WHAT IS BEING ASKED:
Exactly repeat the material, dropping every picture from the copy.

------------

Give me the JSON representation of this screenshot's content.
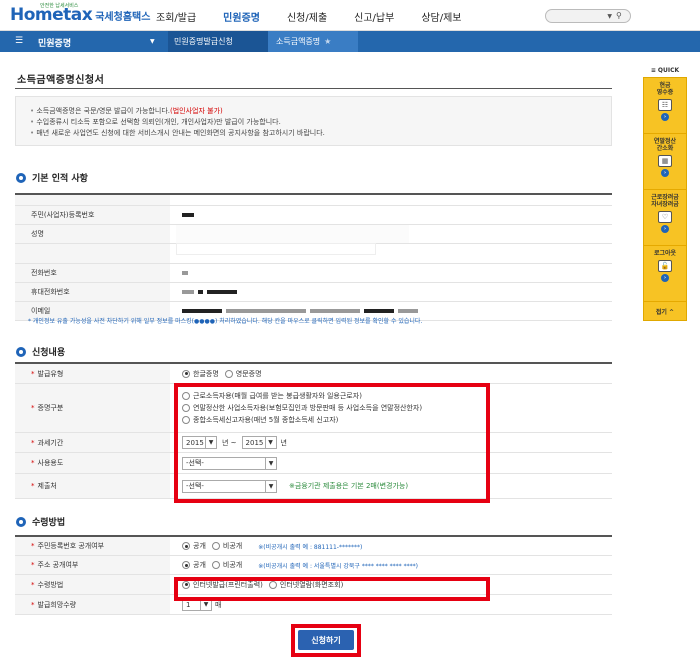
{
  "header": {
    "brand": "Hometax",
    "brand_kr": "국세청홈택스",
    "tagline": "안전한 납세서비스",
    "gnb": [
      "조회/발급",
      "민원증명",
      "신청/제출",
      "신고/납부",
      "상담/제보"
    ],
    "active_gnb": "민원증명"
  },
  "navbar": {
    "menu_label": "민원증명",
    "crumb1": "민원증명발급신청",
    "crumb2": "소득금액증명"
  },
  "page": {
    "title": "소득금액증명신청서",
    "notices": [
      {
        "text": "소득금액증명은 국문/영문 발급이 가능합니다.",
        "red": "(법인사업자 불가)"
      },
      {
        "text": "수입종류시 티소득 포함으로 선택함 의뢰인(개인, 개인사업자)만 발급이 가능합니다.",
        "red": ""
      },
      {
        "text": "매년 새로운 사업연도 신청에 대한 서비스개시 안내는 메인화면의 공지사항을 참고하시기 바랍니다.",
        "red": ""
      }
    ]
  },
  "sections": {
    "basic": "기본 인적 사항",
    "apply": "신청내용",
    "receive": "수령방법"
  },
  "basic": {
    "labels": [
      "주민(사업자)등록번호",
      "성명",
      "전화번호",
      "휴대전화번호",
      "이메일"
    ],
    "masking_note": "* 개인정보 유출 가능성을 사전 차단하기 위해 일부 정보를 마스킹(●●●●) 처리하였습니다. 해당 칸을 마우스로 클릭하면 입력된 정보를 확인할 수 있습니다."
  },
  "apply": {
    "issue_type_label": "발급유형",
    "issue_options": [
      "한글증명",
      "영문증명"
    ],
    "cert_type_label": "증명구분",
    "cert_options": [
      "근로소득자용(매월 급여를 받는 봉급생활자와 일용근로자)",
      "연말정산한 사업소득자용(보험모집인과 방문판매 등 사업소득을 연말정산한자)",
      "종합소득세신고자용(매년 5월 종합소득세 신고자)"
    ],
    "period_label": "과세기간",
    "period_from": "2015",
    "period_from_unit": "년 ~",
    "period_to": "2015",
    "period_to_unit": "년",
    "usage_label": "사용용도",
    "usage_value": "-선택-",
    "submit_to_label": "제출처",
    "submit_to_value": "-선택-",
    "submit_to_hint": "※금융기관 제출용은 기본 2매(변경가능)"
  },
  "receive": {
    "rrn_label": "주민등록번호 공개여부",
    "rrn_options": [
      "공개",
      "비공개"
    ],
    "rrn_hint": "※(비공개시 출력 예 : 881111-*******)",
    "addr_label": "주소 공개여부",
    "addr_options": [
      "공개",
      "비공개"
    ],
    "addr_hint": "※(비공개시 출력 예 : 서울특별시 강북구 **** **** **** ****)",
    "method_label": "수령방법",
    "method_options": [
      "인터넷발급(프린터출력)",
      "인터넷열람(화면조회)"
    ],
    "count_label": "발급희망수량",
    "count_value": "1",
    "count_unit": "매"
  },
  "submit_label": "신청하기",
  "quick": {
    "title": "≡ QUICK",
    "items": [
      {
        "label": "현금\n영수증",
        "icon": "receipt-icon"
      },
      {
        "label": "연말정산\n간소화",
        "icon": "calculator-icon"
      },
      {
        "label": "근로장려금\n자녀장려금",
        "icon": "heart-icon"
      },
      {
        "label": "로그아웃",
        "icon": "lock-icon"
      }
    ],
    "close": "접기 ^"
  }
}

------------

EXERCISE SOLUTION:
Give me the JSON representation of this screenshot's content.
{
  "header": {
    "brand": "Hometax",
    "brand_kr": "국세청홈택스",
    "tagline": "안전한 납세서비스",
    "gnb": [
      "조회/발급",
      "민원증명",
      "신청/제출",
      "신고/납부",
      "상담/제보"
    ],
    "active_gnb": "민원증명"
  },
  "navbar": {
    "menu_label": "민원증명",
    "crumb1": "민원증명발급신청",
    "crumb2": "소득금액증명"
  },
  "page": {
    "title": "소득금액증명신청서",
    "notices": [
      {
        "text": "소득금액증명은 국문/영문 발급이 가능합니다.",
        "red": "(법인사업자 불가)"
      },
      {
        "text": "수입종류시 티소득 포함으로 선택함 의뢰인(개인, 개인사업자)만 발급이 가능합니다.",
        "red": ""
      },
      {
        "text": "매년 새로운 사업연도 신청에 대한 서비스개시 안내는 메인화면의 공지사항을 참고하시기 바랍니다.",
        "red": ""
      }
    ]
  },
  "sections": {
    "basic": "기본 인적 사항",
    "apply": "신청내용",
    "receive": "수령방법"
  },
  "basic": {
    "labels": [
      "주민(사업자)등록번호",
      "성명",
      "전화번호",
      "휴대전화번호",
      "이메일"
    ],
    "masking_note": "* 개인정보 유출 가능성을 사전 차단하기 위해 일부 정보를 마스킹(●●●●) 처리하였습니다. 해당 칸을 마우스로 클릭하면 입력된 정보를 확인할 수 있습니다."
  },
  "apply": {
    "issue_type_label": "발급유형",
    "issue_options": [
      "한글증명",
      "영문증명"
    ],
    "cert_type_label": "증명구분",
    "cert_options": [
      "근로소득자용(매월 급여를 받는 봉급생활자와 일용근로자)",
      "연말정산한 사업소득자용(보험모집인과 방문판매 등 사업소득을 연말정산한자)",
      "종합소득세신고자용(매년 5월 종합소득세 신고자)"
    ],
    "period_label": "과세기간",
    "period_from": "2015",
    "period_from_unit": "년 ~",
    "period_to": "2015",
    "period_to_unit": "년",
    "usage_label": "사용용도",
    "usage_value": "-선택-",
    "submit_to_label": "제출처",
    "submit_to_value": "-선택-",
    "submit_to_hint": "※금융기관 제출용은 기본 2매(변경가능)"
  },
  "receive": {
    "rrn_label": "주민등록번호 공개여부",
    "rrn_options": [
      "공개",
      "비공개"
    ],
    "rrn_hint": "※(비공개시 출력 예 : 881111-*******)",
    "addr_label": "주소 공개여부",
    "addr_options": [
      "공개",
      "비공개"
    ],
    "addr_hint": "※(비공개시 출력 예 : 서울특별시 강북구 **** **** **** ****)",
    "method_label": "수령방법",
    "method_options": [
      "인터넷발급(프린터출력)",
      "인터넷열람(화면조회)"
    ],
    "count_label": "발급희망수량",
    "count_value": "1",
    "count_unit": "매"
  },
  "submit_label": "신청하기",
  "quick": {
    "title": "≡ QUICK",
    "items": [
      {
        "label": "현금\n영수증",
        "icon": "receipt-icon"
      },
      {
        "label": "연말정산\n간소화",
        "icon": "calculator-icon"
      },
      {
        "label": "근로장려금\n자녀장려금",
        "icon": "heart-icon"
      },
      {
        "label": "로그아웃",
        "icon": "lock-icon"
      }
    ],
    "close": "접기 ^"
  }
}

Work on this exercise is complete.